• MATERIAL FOR THIS TASK:
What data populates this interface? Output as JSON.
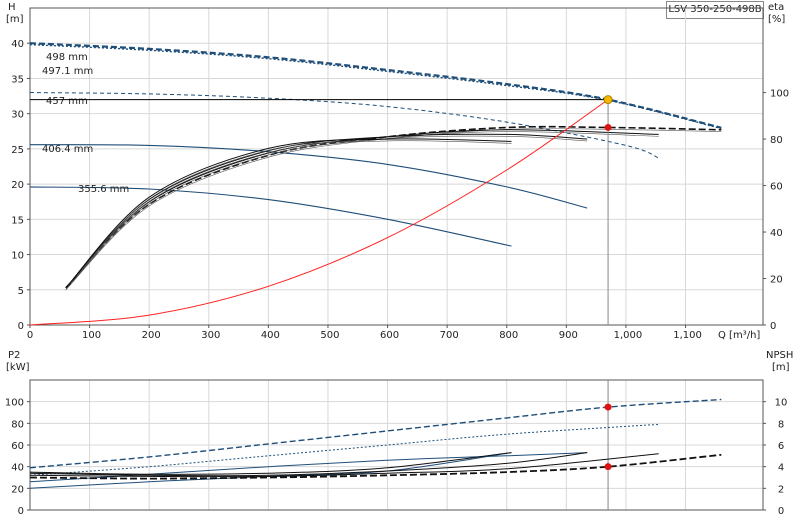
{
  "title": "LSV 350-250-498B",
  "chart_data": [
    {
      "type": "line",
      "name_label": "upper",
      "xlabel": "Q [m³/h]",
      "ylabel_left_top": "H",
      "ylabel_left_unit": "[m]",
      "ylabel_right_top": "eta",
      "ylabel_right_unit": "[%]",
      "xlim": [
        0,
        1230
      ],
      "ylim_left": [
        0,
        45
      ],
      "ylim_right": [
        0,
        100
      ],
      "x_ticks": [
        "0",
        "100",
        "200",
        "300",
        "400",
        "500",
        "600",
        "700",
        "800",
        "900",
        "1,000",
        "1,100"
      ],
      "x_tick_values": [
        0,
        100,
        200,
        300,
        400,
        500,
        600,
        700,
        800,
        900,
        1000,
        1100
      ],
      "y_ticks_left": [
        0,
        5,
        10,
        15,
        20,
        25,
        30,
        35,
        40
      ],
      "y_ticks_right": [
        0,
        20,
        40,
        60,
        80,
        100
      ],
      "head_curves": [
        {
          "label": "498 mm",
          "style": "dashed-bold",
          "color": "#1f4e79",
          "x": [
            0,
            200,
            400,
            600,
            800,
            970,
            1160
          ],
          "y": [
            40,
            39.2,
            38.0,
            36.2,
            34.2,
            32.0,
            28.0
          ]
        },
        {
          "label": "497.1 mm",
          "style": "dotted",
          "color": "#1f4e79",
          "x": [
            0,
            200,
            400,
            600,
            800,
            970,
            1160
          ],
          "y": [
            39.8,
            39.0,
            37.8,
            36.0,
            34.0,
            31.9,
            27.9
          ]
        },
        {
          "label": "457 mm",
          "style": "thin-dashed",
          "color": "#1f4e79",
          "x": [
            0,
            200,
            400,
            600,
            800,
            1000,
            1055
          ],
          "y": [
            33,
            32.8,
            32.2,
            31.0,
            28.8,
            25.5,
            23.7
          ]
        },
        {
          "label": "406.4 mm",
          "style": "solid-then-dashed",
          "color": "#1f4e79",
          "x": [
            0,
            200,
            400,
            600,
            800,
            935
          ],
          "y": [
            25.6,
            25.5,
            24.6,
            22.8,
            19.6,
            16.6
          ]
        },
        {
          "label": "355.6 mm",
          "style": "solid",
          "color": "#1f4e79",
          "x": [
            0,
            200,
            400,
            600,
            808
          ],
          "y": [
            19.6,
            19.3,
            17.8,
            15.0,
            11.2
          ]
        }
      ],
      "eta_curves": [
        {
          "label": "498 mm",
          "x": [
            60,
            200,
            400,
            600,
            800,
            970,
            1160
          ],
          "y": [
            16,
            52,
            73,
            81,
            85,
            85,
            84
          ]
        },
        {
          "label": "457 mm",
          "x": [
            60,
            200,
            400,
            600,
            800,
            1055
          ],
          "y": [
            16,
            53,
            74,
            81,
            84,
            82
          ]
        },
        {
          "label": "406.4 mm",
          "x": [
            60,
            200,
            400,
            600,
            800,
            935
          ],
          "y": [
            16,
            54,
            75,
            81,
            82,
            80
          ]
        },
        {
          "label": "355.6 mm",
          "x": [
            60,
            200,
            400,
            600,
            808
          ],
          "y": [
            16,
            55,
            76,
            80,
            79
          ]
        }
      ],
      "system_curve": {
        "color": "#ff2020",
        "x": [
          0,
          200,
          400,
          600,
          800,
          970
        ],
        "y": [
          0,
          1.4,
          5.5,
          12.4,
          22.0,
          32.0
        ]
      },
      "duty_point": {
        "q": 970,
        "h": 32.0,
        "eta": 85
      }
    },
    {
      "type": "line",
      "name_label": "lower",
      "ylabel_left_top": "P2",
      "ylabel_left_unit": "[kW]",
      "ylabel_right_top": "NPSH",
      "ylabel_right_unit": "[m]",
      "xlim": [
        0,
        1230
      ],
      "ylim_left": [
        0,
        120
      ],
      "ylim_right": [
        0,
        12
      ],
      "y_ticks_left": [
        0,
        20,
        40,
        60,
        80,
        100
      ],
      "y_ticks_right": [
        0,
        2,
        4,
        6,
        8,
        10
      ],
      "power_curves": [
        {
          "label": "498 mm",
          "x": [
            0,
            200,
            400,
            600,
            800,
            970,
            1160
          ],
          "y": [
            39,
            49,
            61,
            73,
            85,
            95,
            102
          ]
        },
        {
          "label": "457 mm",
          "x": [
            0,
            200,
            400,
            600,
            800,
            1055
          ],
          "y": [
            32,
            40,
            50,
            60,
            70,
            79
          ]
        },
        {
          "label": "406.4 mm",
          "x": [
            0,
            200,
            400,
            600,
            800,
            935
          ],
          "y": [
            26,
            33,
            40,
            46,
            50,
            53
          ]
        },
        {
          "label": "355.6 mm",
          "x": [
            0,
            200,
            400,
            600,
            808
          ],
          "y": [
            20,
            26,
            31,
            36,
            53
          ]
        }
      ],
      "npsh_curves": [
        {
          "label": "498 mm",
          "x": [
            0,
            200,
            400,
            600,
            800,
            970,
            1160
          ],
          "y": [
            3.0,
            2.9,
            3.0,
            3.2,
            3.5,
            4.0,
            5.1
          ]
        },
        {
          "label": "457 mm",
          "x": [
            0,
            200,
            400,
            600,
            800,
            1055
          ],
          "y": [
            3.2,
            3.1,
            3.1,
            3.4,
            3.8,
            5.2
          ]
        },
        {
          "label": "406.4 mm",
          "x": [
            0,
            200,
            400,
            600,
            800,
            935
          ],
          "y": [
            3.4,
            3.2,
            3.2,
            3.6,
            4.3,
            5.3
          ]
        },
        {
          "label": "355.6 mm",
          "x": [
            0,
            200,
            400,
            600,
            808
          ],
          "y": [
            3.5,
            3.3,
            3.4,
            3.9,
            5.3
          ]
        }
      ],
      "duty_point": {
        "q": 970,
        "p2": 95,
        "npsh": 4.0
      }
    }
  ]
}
* * *
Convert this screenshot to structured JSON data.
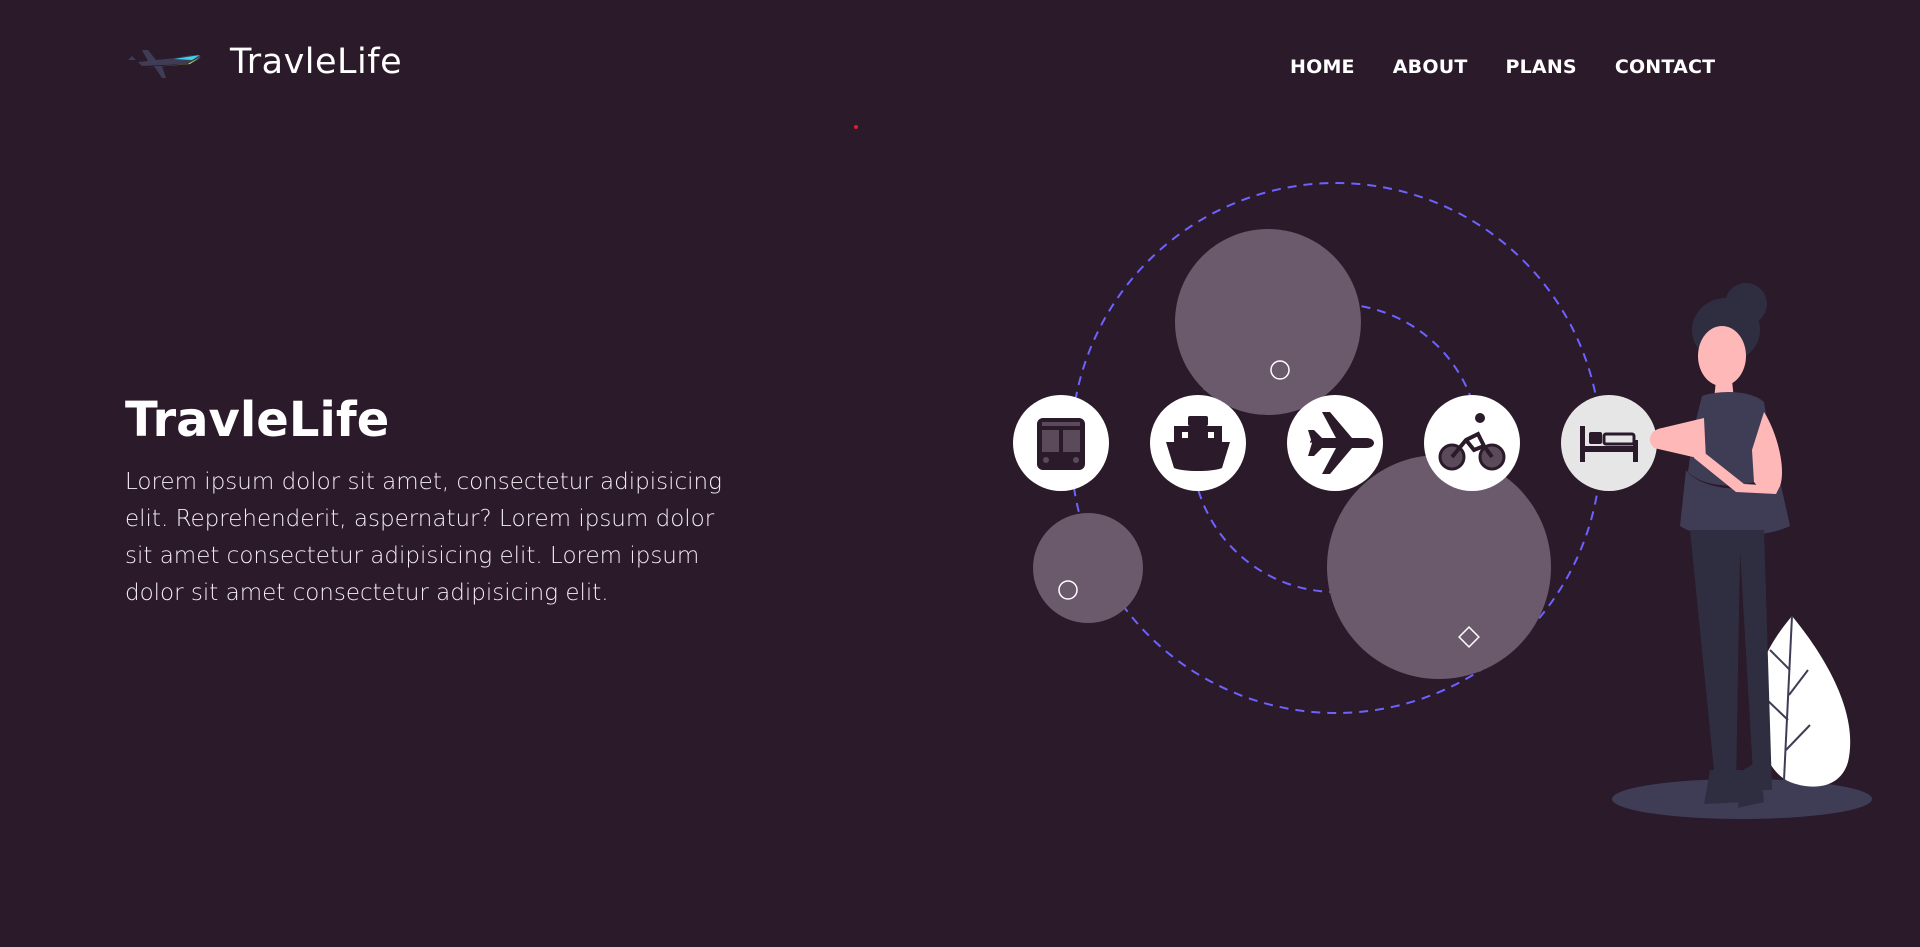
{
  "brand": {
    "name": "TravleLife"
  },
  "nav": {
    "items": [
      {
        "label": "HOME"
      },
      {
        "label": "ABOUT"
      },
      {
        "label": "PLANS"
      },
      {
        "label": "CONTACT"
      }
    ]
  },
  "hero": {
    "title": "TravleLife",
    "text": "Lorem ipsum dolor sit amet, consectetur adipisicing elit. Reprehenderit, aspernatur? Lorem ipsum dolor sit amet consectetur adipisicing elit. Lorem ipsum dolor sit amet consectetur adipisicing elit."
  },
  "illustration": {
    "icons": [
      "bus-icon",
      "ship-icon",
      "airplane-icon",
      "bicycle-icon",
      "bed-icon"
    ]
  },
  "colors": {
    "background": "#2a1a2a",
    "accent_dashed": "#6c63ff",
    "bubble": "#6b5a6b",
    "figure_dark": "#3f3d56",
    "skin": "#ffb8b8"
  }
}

• PROBLEM STATEMENT: Only lines that contain the word "JSON" are wanted; copy each of them.

• FULL SOLUTION:
What data populates this interface? Output as JSON.
Convert this screenshot to structured JSON data.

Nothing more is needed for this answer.